Data records
▬▬▬▬▬▬▬▬▬▬

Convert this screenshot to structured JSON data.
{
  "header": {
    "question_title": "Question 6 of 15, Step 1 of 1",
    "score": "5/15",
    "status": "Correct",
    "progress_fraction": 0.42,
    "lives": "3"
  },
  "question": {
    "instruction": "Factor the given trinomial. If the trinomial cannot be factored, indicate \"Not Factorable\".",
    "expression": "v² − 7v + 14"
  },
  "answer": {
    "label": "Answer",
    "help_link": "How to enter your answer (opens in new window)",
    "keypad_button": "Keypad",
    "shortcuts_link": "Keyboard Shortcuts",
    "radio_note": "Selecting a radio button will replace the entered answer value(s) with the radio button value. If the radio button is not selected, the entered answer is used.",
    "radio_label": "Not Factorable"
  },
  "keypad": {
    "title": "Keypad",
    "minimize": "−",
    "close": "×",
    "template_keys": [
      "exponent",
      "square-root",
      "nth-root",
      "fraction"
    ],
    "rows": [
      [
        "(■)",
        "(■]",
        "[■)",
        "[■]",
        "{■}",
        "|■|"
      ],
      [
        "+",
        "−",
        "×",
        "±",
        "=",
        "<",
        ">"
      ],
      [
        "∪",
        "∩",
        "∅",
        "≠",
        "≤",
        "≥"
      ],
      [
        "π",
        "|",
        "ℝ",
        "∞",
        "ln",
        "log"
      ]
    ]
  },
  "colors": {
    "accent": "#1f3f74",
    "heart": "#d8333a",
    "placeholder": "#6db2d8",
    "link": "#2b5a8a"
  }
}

▬▬▬▬▬▬▬▬▬▬

## Exercise requirements
Copy out the material word for word and line for line.

## Exercise output
Convert this screenshot to structured JSON data.
{
  "header": {
    "question_title": "Question 6 of 15, Step 1 of 1",
    "score": "5/15",
    "status": "Correct",
    "progress_fraction": 0.42,
    "lives": "3"
  },
  "question": {
    "instruction": "Factor the given trinomial. If the trinomial cannot be factored, indicate \"Not Factorable\".",
    "expression": "v² − 7v + 14"
  },
  "answer": {
    "label": "Answer",
    "help_link": "How to enter your answer (opens in new window)",
    "keypad_button": "Keypad",
    "shortcuts_link": "Keyboard Shortcuts",
    "radio_note": "Selecting a radio button will replace the entered answer value(s) with the radio button value. If the radio button is not selected, the entered answer is used.",
    "radio_label": "Not Factorable"
  },
  "keypad": {
    "title": "Keypad",
    "minimize": "−",
    "close": "×",
    "template_keys": [
      "exponent",
      "square-root",
      "nth-root",
      "fraction"
    ],
    "rows": [
      [
        "(■)",
        "(■]",
        "[■)",
        "[■]",
        "{■}",
        "|■|"
      ],
      [
        "+",
        "−",
        "×",
        "±",
        "=",
        "<",
        ">"
      ],
      [
        "∪",
        "∩",
        "∅",
        "≠",
        "≤",
        "≥"
      ],
      [
        "π",
        "|",
        "ℝ",
        "∞",
        "ln",
        "log"
      ]
    ]
  },
  "colors": {
    "accent": "#1f3f74",
    "heart": "#d8333a",
    "placeholder": "#6db2d8",
    "link": "#2b5a8a"
  }
}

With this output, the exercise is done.